● **What is asked**: How many lines of the material below contain the string "JSON"? Answer with the number and nothing else.

● **Available records**:
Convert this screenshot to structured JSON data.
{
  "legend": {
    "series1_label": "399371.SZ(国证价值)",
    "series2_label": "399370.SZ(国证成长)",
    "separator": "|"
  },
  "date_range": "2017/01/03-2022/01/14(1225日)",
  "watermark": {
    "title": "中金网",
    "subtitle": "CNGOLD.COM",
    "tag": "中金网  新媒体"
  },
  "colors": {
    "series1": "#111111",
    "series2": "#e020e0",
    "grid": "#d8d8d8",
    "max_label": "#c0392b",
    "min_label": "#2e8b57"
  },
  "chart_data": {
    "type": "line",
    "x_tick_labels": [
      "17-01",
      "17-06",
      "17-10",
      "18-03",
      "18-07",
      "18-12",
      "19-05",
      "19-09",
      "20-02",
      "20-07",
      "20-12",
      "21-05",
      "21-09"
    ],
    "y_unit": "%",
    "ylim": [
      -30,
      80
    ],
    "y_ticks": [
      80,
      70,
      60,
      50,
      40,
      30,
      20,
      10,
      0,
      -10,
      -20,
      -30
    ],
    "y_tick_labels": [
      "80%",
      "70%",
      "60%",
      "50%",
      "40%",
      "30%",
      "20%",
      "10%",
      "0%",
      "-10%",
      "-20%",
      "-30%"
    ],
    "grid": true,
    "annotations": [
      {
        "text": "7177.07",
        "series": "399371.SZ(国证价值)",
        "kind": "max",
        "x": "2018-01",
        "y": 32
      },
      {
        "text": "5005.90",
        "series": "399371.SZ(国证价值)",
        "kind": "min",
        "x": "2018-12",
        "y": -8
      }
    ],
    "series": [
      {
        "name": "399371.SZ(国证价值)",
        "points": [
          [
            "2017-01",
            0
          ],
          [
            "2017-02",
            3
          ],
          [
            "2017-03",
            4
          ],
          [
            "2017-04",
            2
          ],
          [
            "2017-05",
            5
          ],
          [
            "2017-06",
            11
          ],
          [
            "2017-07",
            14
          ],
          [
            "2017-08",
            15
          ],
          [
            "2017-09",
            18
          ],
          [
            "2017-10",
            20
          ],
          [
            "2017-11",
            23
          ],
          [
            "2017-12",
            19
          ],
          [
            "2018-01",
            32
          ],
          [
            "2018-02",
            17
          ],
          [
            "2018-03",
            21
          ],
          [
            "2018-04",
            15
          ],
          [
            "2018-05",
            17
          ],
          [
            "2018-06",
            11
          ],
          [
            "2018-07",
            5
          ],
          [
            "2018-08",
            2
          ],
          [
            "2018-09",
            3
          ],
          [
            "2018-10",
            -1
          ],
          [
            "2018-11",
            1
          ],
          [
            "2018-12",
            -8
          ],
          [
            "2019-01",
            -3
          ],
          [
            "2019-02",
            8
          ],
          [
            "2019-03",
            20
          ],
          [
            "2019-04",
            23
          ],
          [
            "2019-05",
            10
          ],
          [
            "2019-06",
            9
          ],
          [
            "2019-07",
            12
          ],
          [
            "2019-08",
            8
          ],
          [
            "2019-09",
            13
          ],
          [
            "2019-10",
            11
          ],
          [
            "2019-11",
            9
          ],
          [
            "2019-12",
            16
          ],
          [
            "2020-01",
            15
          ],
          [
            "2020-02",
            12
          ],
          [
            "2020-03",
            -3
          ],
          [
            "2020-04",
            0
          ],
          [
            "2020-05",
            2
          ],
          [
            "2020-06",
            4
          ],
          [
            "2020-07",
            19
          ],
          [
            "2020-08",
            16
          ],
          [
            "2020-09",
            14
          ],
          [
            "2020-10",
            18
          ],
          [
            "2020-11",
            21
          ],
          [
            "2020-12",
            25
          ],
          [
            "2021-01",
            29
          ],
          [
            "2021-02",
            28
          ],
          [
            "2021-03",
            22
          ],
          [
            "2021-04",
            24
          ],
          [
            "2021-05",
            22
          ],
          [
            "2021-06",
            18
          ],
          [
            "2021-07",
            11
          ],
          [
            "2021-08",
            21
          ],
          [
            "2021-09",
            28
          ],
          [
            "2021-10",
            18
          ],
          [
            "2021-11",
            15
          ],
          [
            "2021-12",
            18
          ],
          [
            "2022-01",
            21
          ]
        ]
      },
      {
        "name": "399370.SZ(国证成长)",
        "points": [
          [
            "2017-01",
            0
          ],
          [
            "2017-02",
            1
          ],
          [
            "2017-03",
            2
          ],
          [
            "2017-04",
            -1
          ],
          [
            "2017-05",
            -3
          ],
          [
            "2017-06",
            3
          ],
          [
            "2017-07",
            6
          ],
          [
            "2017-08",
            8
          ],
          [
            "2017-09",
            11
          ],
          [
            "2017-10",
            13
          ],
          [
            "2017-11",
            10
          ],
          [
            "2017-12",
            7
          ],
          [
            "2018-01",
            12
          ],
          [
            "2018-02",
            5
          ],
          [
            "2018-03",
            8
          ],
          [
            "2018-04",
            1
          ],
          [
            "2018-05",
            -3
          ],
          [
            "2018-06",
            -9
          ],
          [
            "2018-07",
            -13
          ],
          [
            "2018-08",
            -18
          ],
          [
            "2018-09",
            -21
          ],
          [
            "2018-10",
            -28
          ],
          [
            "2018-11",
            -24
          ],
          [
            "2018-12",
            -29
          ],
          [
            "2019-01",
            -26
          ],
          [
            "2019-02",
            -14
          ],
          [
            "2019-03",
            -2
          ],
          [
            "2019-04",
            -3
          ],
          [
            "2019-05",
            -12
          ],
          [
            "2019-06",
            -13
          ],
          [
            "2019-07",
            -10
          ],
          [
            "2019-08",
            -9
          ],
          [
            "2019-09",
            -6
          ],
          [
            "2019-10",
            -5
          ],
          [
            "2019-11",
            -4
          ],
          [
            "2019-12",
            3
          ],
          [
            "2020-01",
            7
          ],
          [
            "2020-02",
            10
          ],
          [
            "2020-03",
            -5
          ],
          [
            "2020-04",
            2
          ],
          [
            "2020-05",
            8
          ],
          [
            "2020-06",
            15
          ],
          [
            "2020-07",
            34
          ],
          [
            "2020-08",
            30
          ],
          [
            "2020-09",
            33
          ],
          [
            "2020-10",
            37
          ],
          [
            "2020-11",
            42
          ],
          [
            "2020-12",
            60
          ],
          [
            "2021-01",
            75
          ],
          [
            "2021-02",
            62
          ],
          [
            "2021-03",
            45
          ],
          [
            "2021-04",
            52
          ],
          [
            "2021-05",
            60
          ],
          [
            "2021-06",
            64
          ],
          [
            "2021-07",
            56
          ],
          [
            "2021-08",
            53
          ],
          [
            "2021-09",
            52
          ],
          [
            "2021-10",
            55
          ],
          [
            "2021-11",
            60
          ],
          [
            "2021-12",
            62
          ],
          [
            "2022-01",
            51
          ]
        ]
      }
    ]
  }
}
* * *
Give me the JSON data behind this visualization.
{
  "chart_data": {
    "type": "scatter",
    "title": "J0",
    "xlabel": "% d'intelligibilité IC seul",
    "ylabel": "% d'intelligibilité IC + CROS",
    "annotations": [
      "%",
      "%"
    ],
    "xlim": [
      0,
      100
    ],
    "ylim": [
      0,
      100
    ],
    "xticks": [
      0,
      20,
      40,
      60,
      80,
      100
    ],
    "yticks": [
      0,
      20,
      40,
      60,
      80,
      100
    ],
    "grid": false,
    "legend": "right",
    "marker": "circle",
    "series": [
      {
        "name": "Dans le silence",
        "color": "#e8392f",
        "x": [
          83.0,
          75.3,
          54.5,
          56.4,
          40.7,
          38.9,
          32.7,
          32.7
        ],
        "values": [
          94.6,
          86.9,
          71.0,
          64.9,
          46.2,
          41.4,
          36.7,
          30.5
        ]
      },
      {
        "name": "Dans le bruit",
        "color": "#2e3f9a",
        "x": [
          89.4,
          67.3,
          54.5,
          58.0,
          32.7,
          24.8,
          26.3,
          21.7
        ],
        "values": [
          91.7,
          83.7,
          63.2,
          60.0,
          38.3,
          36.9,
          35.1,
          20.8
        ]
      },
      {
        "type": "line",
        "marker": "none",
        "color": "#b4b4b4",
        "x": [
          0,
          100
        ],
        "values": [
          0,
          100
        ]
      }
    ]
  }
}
--
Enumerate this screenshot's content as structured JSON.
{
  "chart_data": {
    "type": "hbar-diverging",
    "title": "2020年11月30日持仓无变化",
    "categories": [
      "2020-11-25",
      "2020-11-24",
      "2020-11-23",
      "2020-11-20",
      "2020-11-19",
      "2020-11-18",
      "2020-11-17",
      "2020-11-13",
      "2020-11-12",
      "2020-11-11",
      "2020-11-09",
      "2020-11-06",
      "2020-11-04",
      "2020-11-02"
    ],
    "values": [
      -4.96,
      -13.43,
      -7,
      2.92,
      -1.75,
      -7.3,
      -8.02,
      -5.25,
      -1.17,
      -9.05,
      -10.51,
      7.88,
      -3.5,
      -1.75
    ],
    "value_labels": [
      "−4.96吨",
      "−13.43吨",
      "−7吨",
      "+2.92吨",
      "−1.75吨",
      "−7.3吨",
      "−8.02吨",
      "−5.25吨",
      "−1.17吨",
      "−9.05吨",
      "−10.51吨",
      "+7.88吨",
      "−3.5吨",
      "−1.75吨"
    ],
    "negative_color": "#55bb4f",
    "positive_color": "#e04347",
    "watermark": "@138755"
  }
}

● **Output of the task**: 3